■ REQUIRED WORK
Make an exact copy of the entries, taking out every picture.

::: GIVEN DATA

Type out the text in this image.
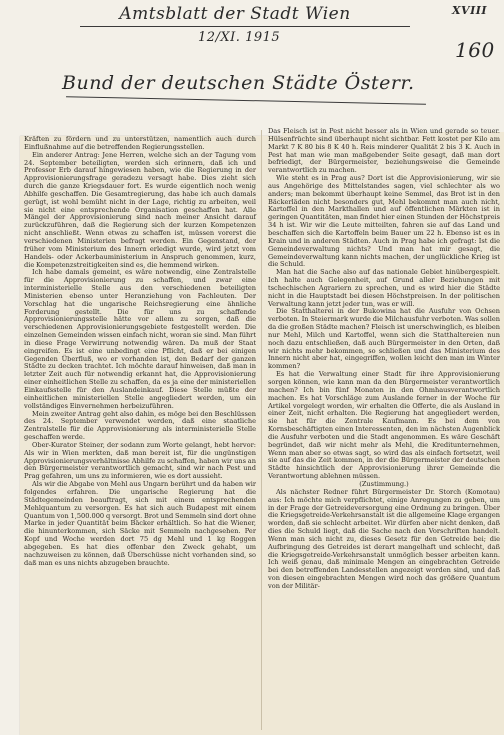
Amtsblatt der Stadt Wien	XVIII
12/XI. 1915
160
Bund der deutschen Städte Österr.

Kräften zu fördern und zu unterstützen, namentlich auch durch Einflußnahme auf die betreffenden Regierungsstellen.

Ein anderer Antrag: Jene Herren, welche sich an der Tagung vom 24. September beteiligten, werden sich erinnern, daß ich und Professor Erb darauf hingewiesen haben, wie die Regierung in der Approvisionierungsfrage geradezu versagt habe. Dies zieht sich durch die ganze Kriegsdauer fort. Es wurde eigentlich noch wenig Abhilfe geschaffen. Die Gesamtregierung, das habe ich auch damals gerügt, ist wohl bemüht nicht in der Lage, richtig zu arbeiten, weil sie nicht eine entsprechende Organisation geschaffen hat. Alle Mängel der Approvisionierung sind nach meiner Ansicht darauf zurückzuführen, daß die Regierung sich der kurzen Kompetenzen nicht anschließt. Wenn etwas zu schaffen ist, müssen vorerst die verschiedenen Ministerien befragt werden. Ein Gegenstand, der früher vom Ministerium des Innern erledigt wurde, wird jetzt vom Handels- oder Ackerbauministerium in Anspruch genommen, kurz, die Kompetenzstreitigkeiten sind es, die hemmend wirken.

Ich habe damals gemeint, es wäre notwendig, eine Zentralstelle für die Approvisionierung zu schaffen, und zwar eine interministerielle Stelle aus den verschiedenen beteiligten Ministerien ebenso unter Heranziehung von Fachleuten. Der Vorschlag hat die ungarische Reichsregierung eine ähnliche Forderung gestellt. Die für uns zu schaffende Approvisionierungsstelle hätte vor allem zu sorgen, daß die verschiedenen Approvisionierungsgebiete festgestellt werden. Die einzelnen Gemeinden wissen einfach nicht, woran sie sind. Man führt in diese Frage Verwirrung notwendig wären. Da muß der Staat eingreifen. Es ist eine unbedingt eine Pflicht, daß er bei einigen Gegenden Überfluß, wo er vorhanden ist, den Bedarf der ganzen Städte zu decken trachtet. Ich möchte darauf hinweisen, daß man in letzter Zeit auch für notwendig erkannt hat, die Approvisionierung einer einheitlichen Stelle zu schaffen, da es ja eine der ministeriellen Einkaufsstelle für den Auslandeinkauf. Diese Stelle müßte der einheitlichen ministeriellen Stelle angegliedert werden, um ein vollständiges Einvernehmen herbeizuführen.

Mein zweiter Antrag geht also dahin, es möge bei den Beschlüssen des 24. September verwendet werden, daß eine staatliche Zentralstelle für die Approvisionierung als interministerielle Stelle geschaffen werde.

Ober-Kurator Steiner, der sodann zum Worte gelangt, hebt hervor: Als wir in Wien merkten, daß man bereit ist, für die ungünstigen Approvisionierungsverhältnisse Abhilfe zu schaffen, haben wir uns an den Bürgermeister verantwortlich gemacht, sind wir nach Pest und Prag gefahren, um uns zu informieren, wie es dort aussieht.

Als wir die Abgabe von Mehl aus Ungarn berührt und da haben wir folgendes erfahren. Die ungarische Regierung hat die Städtegemeinden beauftragt, sich mit einem entsprechenden Mehlquantum zu versorgen. Es hat sich auch Budapest mit einem Quantum von 1,500.000 q versorgt. Brot und Semmeln sind dort ohne Marke in jeder Quantität beim Bäcker erhältlich. So hat die Wiener, die hinunterkommen, sich Säcke mit Semmeln nachgesehen. Per Kopf und Woche werden dort 75 dg Mehl und 1 kg Roggen abgegeben. Es hat dies offenbar den Zweck gehabt, um nachzuweisen zu können, daß Überschüsse nicht vorhanden sind, so daß man es uns nichts abzugeben brauchte.

Das Fleisch ist in Pest nicht besser als in Wien und gerade so teuer. Hülsenfrüchte sind überhaupt nicht sichtbar. Fett kostet per Kilo am Markt 7 K 80 bis 8 K 40 h. Reis minderer Qualität 2 bis 3 K. Auch in Pest hat man wie man maßgebender Seite gesagt, daß man dort befriedigt, der Bürgermeister, beziehungsweise die Gemeinde verantwortlich zu machen.

Wie steht es in Prag aus? Dort ist die Approvisionierung, wir sie aus Angehörige des Mittelstandes sagen, viel schlechter als wo anders; man bekommt überhaupt keine Semmel, das Brot ist in den Bäckerläden nicht besonders gut, Mehl bekommt man auch nicht, Kartoffel in den Markthallen und auf öffentlichen Märkten ist in geringen Quantitäten, man findet hier einen Stunden der Höchstpreis 34 h ist. Wir wir die Leute mitteilten, fahren sie auf das Land und beschaffen sich die Kartoffeln beim Bauer um 22 h. Ebenso ist es in Krain und in anderen Städten. Auch in Prag habe ich gefragt: Ist die Gemeindeverwaltung nichts? Und man hat mir gesagt, die Gemeindeverwaltung kann nichts machen, der unglückliche Krieg ist die Schuld.

Man hat die Sache also auf das nationale Gebiet hinübergespielt. Ich halte auch Gelegenheit, auf Grund aller Beziehungen mit tschechischen Agrariern zu sprechen, und es wird hier die Städte nicht in die Hauptstadt bei diesen Höchstpreisen. In der politischen Verwaltung kann jetzt jeder tun, was er will.

Die Statthalterei in der Bukowina hat die Ausfuhr von Ochsen verboten. In Steiermark wurde die Milchausfuhr verboten. Was sollen da die großen Städte machen? Fleisch ist unerschwinglich, es bleiben nur Mehl, Milch und Kartoffel, wenn sich die Statthaltereien nun noch dazu entschließen, daß auch Bürgermeister in den Orten, daß wir nichts mehr bekommen, so schließen und das Ministerium des Innern nicht aber hat, eingegriffen, wollen leicht den man im Winter kommen?

Es hat die Verwaltung einer Stadt für ihre Approvisionierung sorgen können, wie kann man da den Bürgermeister verantwortlich machen? Ich bin fünf Monaten in den Ohmhausverantwortlich machen. Es hat Vorschläge zum Auslande ferner in der Woche für Artikel vorgelegt worden, wir erhalten die Offerte, die als Ausland in einer Zeit, nicht erhalten. Die Regierung hat angegliedert werden, sie hat für die Zentrale Kaufmann. Es bei dem von Kornsbeschäftigten einen Interessenten, den im nächsten Augenblick die Ausfuhr verboten und die Stadt angenommen. Es wäre Geschäft begründet, daß wir nicht mehr als Mehl, die Kreditunternehmen, Wenn man aber so etwas sagt, so wird das als einfach fortsetzt, weil sie auf das die Zeit kommen, in der die Bürgermeister der deutschen Städte hinsichtlich der Approvisionierung ihrer Gemeinde die Verantwortung ablehnen müssen.

(Zustimmung.)

Als nächster Redner führt Bürgermeister Dr. Storch (Komotau) aus: Ich möchte mich verpflichtet, einige Anregungen zu geben, um in der Frage der Getreideversorgung eine Ordnung zu bringen. Über die Kriegsgetreide-Verkehrsanstalt ist die allgemeine Klage ergangen worden, daß sie schlecht arbeitet. Wir dürfen aber nicht denken, daß dies die Schuld liegt, daß die Sache nach den Vorschriften handelt. Wenn man sich nicht zu, dieses Gesetz für den Getreide bei; die Aufbringung des Getreides ist derart mangelhaft und schlecht, daß die Kriegsgetreide-Verkehrsanstalt unmöglich besser arbeiten kann. Ich weiß genau, daß minimale Mengen an eingebrachten Getreide bei den betreffenden Landesstellen angezeigt worden sind, und daß von diesen eingebrachten Mengen wird noch das größere Quantum von der Militär-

::::::

■ REPLY TO THE EXERCISE
Type out the text in this image.
Amtsblatt der Stadt Wien	XVIII
12/XI. 1915
160
Bund der deutschen Städte Österr.

Kräften zu fördern und zu unterstützen, namentlich auch durch Einflußnahme auf die betreffenden Regierungsstellen.

Ein anderer Antrag: Jene Herren, welche sich an der Tagung vom 24. September beteiligten, werden sich erinnern, daß ich und Professor Erb darauf hingewiesen haben, wie die Regierung in der Approvisionierungsfrage geradezu versagt habe. Dies zieht sich durch die ganze Kriegsdauer fort. Es wurde eigentlich noch wenig Abhilfe geschaffen. Die Gesamtregierung, das habe ich auch damals gerügt, ist wohl bemüht nicht in der Lage, richtig zu arbeiten, weil sie nicht eine entsprechende Organisation geschaffen hat. Alle Mängel der Approvisionierung sind nach meiner Ansicht darauf zurückzuführen, daß die Regierung sich der kurzen Kompetenzen nicht anschließt. Wenn etwas zu schaffen ist, müssen vorerst die verschiedenen Ministerien befragt werden. Ein Gegenstand, der früher vom Ministerium des Innern erledigt wurde, wird jetzt vom Handels- oder Ackerbauministerium in Anspruch genommen, kurz, die Kompetenzstreitigkeiten sind es, die hemmend wirken.

Ich habe damals gemeint, es wäre notwendig, eine Zentralstelle für die Approvisionierung zu schaffen, und zwar eine interministerielle Stelle aus den verschiedenen beteiligten Ministerien ebenso unter Heranziehung von Fachleuten. Der Vorschlag hat die ungarische Reichsregierung eine ähnliche Forderung gestellt. Die für uns zu schaffende Approvisionierungsstelle hätte vor allem zu sorgen, daß die verschiedenen Approvisionierungsgebiete festgestellt werden. Die einzelnen Gemeinden wissen einfach nicht, woran sie sind. Man führt in diese Frage Verwirrung notwendig wären. Da muß der Staat eingreifen. Es ist eine unbedingt eine Pflicht, daß er bei einigen Gegenden Überfluß, wo er vorhanden ist, den Bedarf der ganzen Städte zu decken trachtet. Ich möchte darauf hinweisen, daß man in letzter Zeit auch für notwendig erkannt hat, die Approvisionierung einer einheitlichen Stelle zu schaffen, da es ja eine der ministeriellen Einkaufsstelle für den Auslandeinkauf. Diese Stelle müßte der einheitlichen ministeriellen Stelle angegliedert werden, um ein vollständiges Einvernehmen herbeizuführen.

Mein zweiter Antrag geht also dahin, es möge bei den Beschlüssen des 24. September verwendet werden, daß eine staatliche Zentralstelle für die Approvisionierung als interministerielle Stelle geschaffen werde.

Ober-Kurator Steiner, der sodann zum Worte gelangt, hebt hervor: Als wir in Wien merkten, daß man bereit ist, für die ungünstigen Approvisionierungsverhältnisse Abhilfe zu schaffen, haben wir uns an den Bürgermeister verantwortlich gemacht, sind wir nach Pest und Prag gefahren, um uns zu informieren, wie es dort aussieht.

Als wir die Abgabe von Mehl aus Ungarn berührt und da haben wir folgendes erfahren. Die ungarische Regierung hat die Städtegemeinden beauftragt, sich mit einem entsprechenden Mehlquantum zu versorgen. Es hat sich auch Budapest mit einem Quantum von 1,500.000 q versorgt. Brot und Semmeln sind dort ohne Marke in jeder Quantität beim Bäcker erhältlich. So hat die Wiener, die hinunterkommen, sich Säcke mit Semmeln nachgesehen. Per Kopf und Woche werden dort 75 dg Mehl und 1 kg Roggen abgegeben. Es hat dies offenbar den Zweck gehabt, um nachzuweisen zu können, daß Überschüsse nicht vorhanden sind, so daß man es uns nichts abzugeben brauchte.

Das Fleisch ist in Pest nicht besser als in Wien und gerade so teuer. Hülsenfrüchte sind überhaupt nicht sichtbar. Fett kostet per Kilo am Markt 7 K 80 bis 8 K 40 h. Reis minderer Qualität 2 bis 3 K. Auch in Pest hat man wie man maßgebender Seite gesagt, daß man dort befriedigt, der Bürgermeister, beziehungsweise die Gemeinde verantwortlich zu machen.

Wie steht es in Prag aus? Dort ist die Approvisionierung, wir sie aus Angehörige des Mittelstandes sagen, viel schlechter als wo anders; man bekommt überhaupt keine Semmel, das Brot ist in den Bäckerläden nicht besonders gut, Mehl bekommt man auch nicht, Kartoffel in den Markthallen und auf öffentlichen Märkten ist in geringen Quantitäten, man findet hier einen Stunden der Höchstpreis 34 h ist. Wir wir die Leute mitteilten, fahren sie auf das Land und beschaffen sich die Kartoffeln beim Bauer um 22 h. Ebenso ist es in Krain und in anderen Städten. Auch in Prag habe ich gefragt: Ist die Gemeindeverwaltung nichts? Und man hat mir gesagt, die Gemeindeverwaltung kann nichts machen, der unglückliche Krieg ist die Schuld.

Man hat die Sache also auf das nationale Gebiet hinübergespielt. Ich halte auch Gelegenheit, auf Grund aller Beziehungen mit tschechischen Agrariern zu sprechen, und es wird hier die Städte nicht in die Hauptstadt bei diesen Höchstpreisen. In der politischen Verwaltung kann jetzt jeder tun, was er will.

Die Statthalterei in der Bukowina hat die Ausfuhr von Ochsen verboten. In Steiermark wurde die Milchausfuhr verboten. Was sollen da die großen Städte machen? Fleisch ist unerschwinglich, es bleiben nur Mehl, Milch und Kartoffel, wenn sich die Statthaltereien nun noch dazu entschließen, daß auch Bürgermeister in den Orten, daß wir nichts mehr bekommen, so schließen und das Ministerium des Innern nicht aber hat, eingegriffen, wollen leicht den man im Winter kommen?

Es hat die Verwaltung einer Stadt für ihre Approvisionierung sorgen können, wie kann man da den Bürgermeister verantwortlich machen? Ich bin fünf Monaten in den Ohmhausverantwortlich machen. Es hat Vorschläge zum Auslande ferner in der Woche für Artikel vorgelegt worden, wir erhalten die Offerte, die als Ausland in einer Zeit, nicht erhalten. Die Regierung hat angegliedert werden, sie hat für die Zentrale Kaufmann. Es bei dem von Kornsbeschäftigten einen Interessenten, den im nächsten Augenblick die Ausfuhr verboten und die Stadt angenommen. Es wäre Geschäft begründet, daß wir nicht mehr als Mehl, die Kreditunternehmen, Wenn man aber so etwas sagt, so wird das als einfach fortsetzt, weil sie auf das die Zeit kommen, in der die Bürgermeister der deutschen Städte hinsichtlich der Approvisionierung ihrer Gemeinde die Verantwortung ablehnen müssen.

(Zustimmung.)

Als nächster Redner führt Bürgermeister Dr. Storch (Komotau) aus: Ich möchte mich verpflichtet, einige Anregungen zu geben, um in der Frage der Getreideversorgung eine Ordnung zu bringen. Über die Kriegsgetreide-Verkehrsanstalt ist die allgemeine Klage ergangen worden, daß sie schlecht arbeitet. Wir dürfen aber nicht denken, daß dies die Schuld liegt, daß die Sache nach den Vorschriften handelt. Wenn man sich nicht zu, dieses Gesetz für den Getreide bei; die Aufbringung des Getreides ist derart mangelhaft und schlecht, daß die Kriegsgetreide-Verkehrsanstalt unmöglich besser arbeiten kann. Ich weiß genau, daß minimale Mengen an eingebrachten Getreide bei den betreffenden Landesstellen angezeigt worden sind, und daß von diesen eingebrachten Mengen wird noch das größere Quantum von der Militär-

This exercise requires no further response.